#### What is asked:
Write out all records as given; omit images.

#### Listed entries:
**********

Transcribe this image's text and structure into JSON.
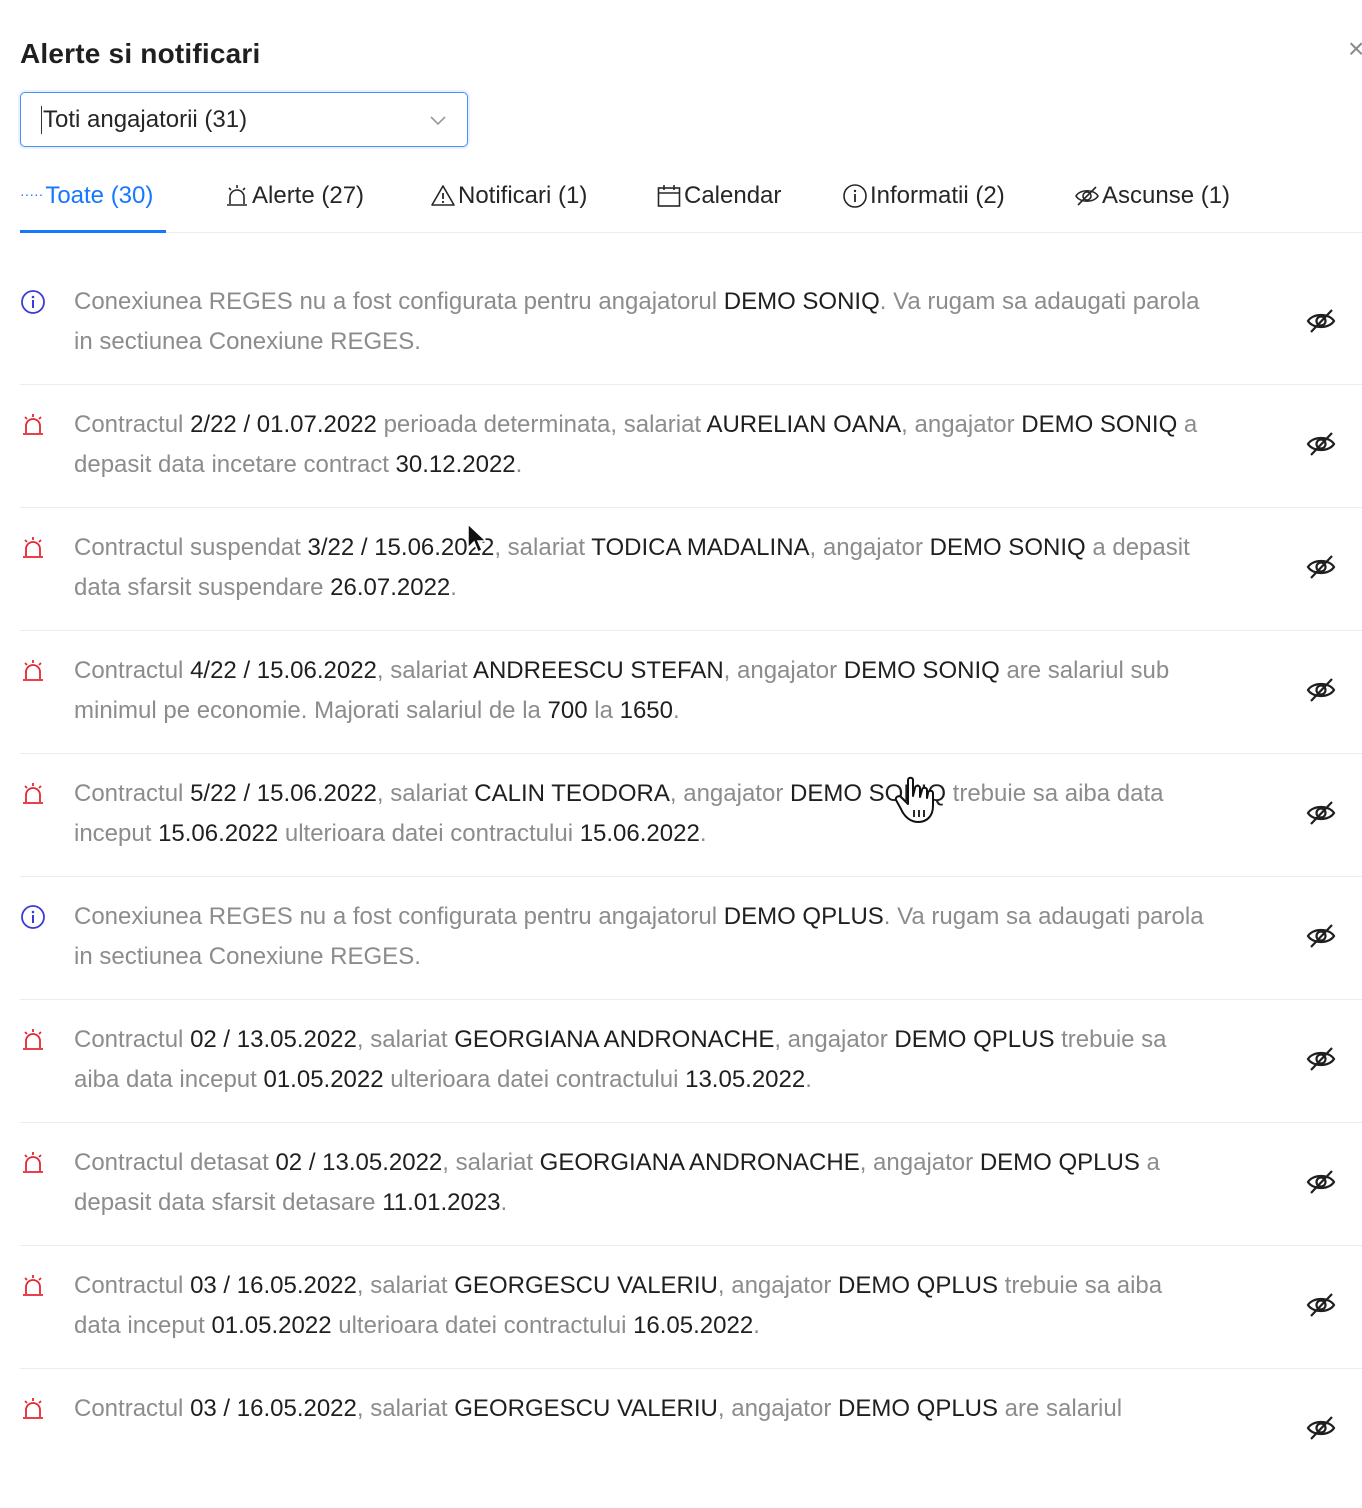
{
  "header": {
    "title": "Alerte si notificari",
    "close_glyph": "×"
  },
  "filter": {
    "selected": "Toti angajatorii (31)"
  },
  "tabs": [
    {
      "label": "Toate (30)",
      "icon": "dots-icon",
      "active": true
    },
    {
      "label": "Alerte (27)",
      "icon": "alarm-icon"
    },
    {
      "label": "Notificari (1)",
      "icon": "warning-icon"
    },
    {
      "label": "Calendar",
      "icon": "calendar-icon"
    },
    {
      "label": "Informatii (2)",
      "icon": "info-icon"
    },
    {
      "label": "Ascunse (1)",
      "icon": "eye-hidden-icon"
    }
  ],
  "colors": {
    "accent": "#1677ff",
    "alert": "#e5262f",
    "info": "#3a3ad8",
    "muted": "#8c8c8c",
    "strong": "#1f1f1f"
  },
  "items": [
    {
      "type": "info",
      "segments": [
        "Conexiunea REGES nu a fost configurata pentru angajatorul ",
        "DEMO SONIQ",
        ". Va rugam sa adaugati parola in sectiunea Conexiune REGES."
      ]
    },
    {
      "type": "alert",
      "segments": [
        "Contractul ",
        "2/22 / 01.07.2022",
        " perioada determinata, salariat ",
        "AURELIAN OANA",
        ", angajator ",
        "DEMO SONIQ",
        " a depasit data incetare contract ",
        "30.12.2022",
        "."
      ]
    },
    {
      "type": "alert",
      "segments": [
        "Contractul suspendat ",
        "3/22 / 15.06.2022",
        ", salariat ",
        "TODICA MADALINA",
        ", angajator ",
        "DEMO SONIQ",
        " a depasit data sfarsit suspendare ",
        "26.07.2022",
        "."
      ]
    },
    {
      "type": "alert",
      "segments": [
        "Contractul ",
        "4/22 / 15.06.2022",
        ", salariat ",
        "ANDREESCU STEFAN",
        ", angajator ",
        "DEMO SONIQ",
        " are salariul sub minimul pe economie. Majorati salariul de la ",
        "700",
        " la ",
        "1650",
        "."
      ]
    },
    {
      "type": "alert",
      "segments": [
        "Contractul ",
        "5/22 / 15.06.2022",
        ", salariat ",
        "CALIN TEODORA",
        ", angajator ",
        "DEMO SONIQ",
        " trebuie sa aiba data inceput ",
        "15.06.2022",
        " ulterioara datei contractului ",
        "15.06.2022",
        "."
      ]
    },
    {
      "type": "info",
      "segments": [
        "Conexiunea REGES nu a fost configurata pentru angajatorul ",
        "DEMO QPLUS",
        ". Va rugam sa adaugati parola in sectiunea Conexiune REGES."
      ]
    },
    {
      "type": "alert",
      "segments": [
        "Contractul ",
        "02 / 13.05.2022",
        ", salariat ",
        "GEORGIANA ANDRONACHE",
        ", angajator ",
        "DEMO QPLUS",
        " trebuie sa aiba data inceput ",
        "01.05.2022",
        " ulterioara datei contractului ",
        "13.05.2022",
        "."
      ]
    },
    {
      "type": "alert",
      "segments": [
        "Contractul detasat ",
        "02 / 13.05.2022",
        ", salariat ",
        "GEORGIANA ANDRONACHE",
        ", angajator ",
        "DEMO QPLUS",
        " a depasit data sfarsit detasare ",
        "11.01.2023",
        "."
      ]
    },
    {
      "type": "alert",
      "segments": [
        "Contractul ",
        "03 / 16.05.2022",
        ", salariat ",
        "GEORGESCU VALERIU",
        ", angajator ",
        "DEMO QPLUS",
        " trebuie sa aiba data inceput ",
        "01.05.2022",
        " ulterioara datei contractului ",
        "16.05.2022",
        "."
      ]
    },
    {
      "type": "alert",
      "segments": [
        "Contractul ",
        "03 / 16.05.2022",
        ", salariat ",
        "GEORGESCU VALERIU",
        ", angajator ",
        "DEMO QPLUS",
        " are salariul"
      ]
    }
  ]
}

**********

#### Solved problem:
Transcribe this image's text and structure into JSON.
{
  "header": {
    "title": "Alerte si notificari",
    "close_glyph": "×"
  },
  "filter": {
    "selected": "Toti angajatorii (31)"
  },
  "tabs": [
    {
      "label": "Toate (30)",
      "icon": "dots-icon",
      "active": true
    },
    {
      "label": "Alerte (27)",
      "icon": "alarm-icon"
    },
    {
      "label": "Notificari (1)",
      "icon": "warning-icon"
    },
    {
      "label": "Calendar",
      "icon": "calendar-icon"
    },
    {
      "label": "Informatii (2)",
      "icon": "info-icon"
    },
    {
      "label": "Ascunse (1)",
      "icon": "eye-hidden-icon"
    }
  ],
  "colors": {
    "accent": "#1677ff",
    "alert": "#e5262f",
    "info": "#3a3ad8",
    "muted": "#8c8c8c",
    "strong": "#1f1f1f"
  },
  "items": [
    {
      "type": "info",
      "segments": [
        "Conexiunea REGES nu a fost configurata pentru angajatorul ",
        "DEMO SONIQ",
        ". Va rugam sa adaugati parola in sectiunea Conexiune REGES."
      ]
    },
    {
      "type": "alert",
      "segments": [
        "Contractul ",
        "2/22 / 01.07.2022",
        " perioada determinata, salariat ",
        "AURELIAN OANA",
        ", angajator ",
        "DEMO SONIQ",
        " a depasit data incetare contract ",
        "30.12.2022",
        "."
      ]
    },
    {
      "type": "alert",
      "segments": [
        "Contractul suspendat ",
        "3/22 / 15.06.2022",
        ", salariat ",
        "TODICA MADALINA",
        ", angajator ",
        "DEMO SONIQ",
        " a depasit data sfarsit suspendare ",
        "26.07.2022",
        "."
      ]
    },
    {
      "type": "alert",
      "segments": [
        "Contractul ",
        "4/22 / 15.06.2022",
        ", salariat ",
        "ANDREESCU STEFAN",
        ", angajator ",
        "DEMO SONIQ",
        " are salariul sub minimul pe economie. Majorati salariul de la ",
        "700",
        " la ",
        "1650",
        "."
      ]
    },
    {
      "type": "alert",
      "segments": [
        "Contractul ",
        "5/22 / 15.06.2022",
        ", salariat ",
        "CALIN TEODORA",
        ", angajator ",
        "DEMO SONIQ",
        " trebuie sa aiba data inceput ",
        "15.06.2022",
        " ulterioara datei contractului ",
        "15.06.2022",
        "."
      ]
    },
    {
      "type": "info",
      "segments": [
        "Conexiunea REGES nu a fost configurata pentru angajatorul ",
        "DEMO QPLUS",
        ". Va rugam sa adaugati parola in sectiunea Conexiune REGES."
      ]
    },
    {
      "type": "alert",
      "segments": [
        "Contractul ",
        "02 / 13.05.2022",
        ", salariat ",
        "GEORGIANA ANDRONACHE",
        ", angajator ",
        "DEMO QPLUS",
        " trebuie sa aiba data inceput ",
        "01.05.2022",
        " ulterioara datei contractului ",
        "13.05.2022",
        "."
      ]
    },
    {
      "type": "alert",
      "segments": [
        "Contractul detasat ",
        "02 / 13.05.2022",
        ", salariat ",
        "GEORGIANA ANDRONACHE",
        ", angajator ",
        "DEMO QPLUS",
        " a depasit data sfarsit detasare ",
        "11.01.2023",
        "."
      ]
    },
    {
      "type": "alert",
      "segments": [
        "Contractul ",
        "03 / 16.05.2022",
        ", salariat ",
        "GEORGESCU VALERIU",
        ", angajator ",
        "DEMO QPLUS",
        " trebuie sa aiba data inceput ",
        "01.05.2022",
        " ulterioara datei contractului ",
        "16.05.2022",
        "."
      ]
    },
    {
      "type": "alert",
      "segments": [
        "Contractul ",
        "03 / 16.05.2022",
        ", salariat ",
        "GEORGESCU VALERIU",
        ", angajator ",
        "DEMO QPLUS",
        " are salariul"
      ]
    }
  ]
}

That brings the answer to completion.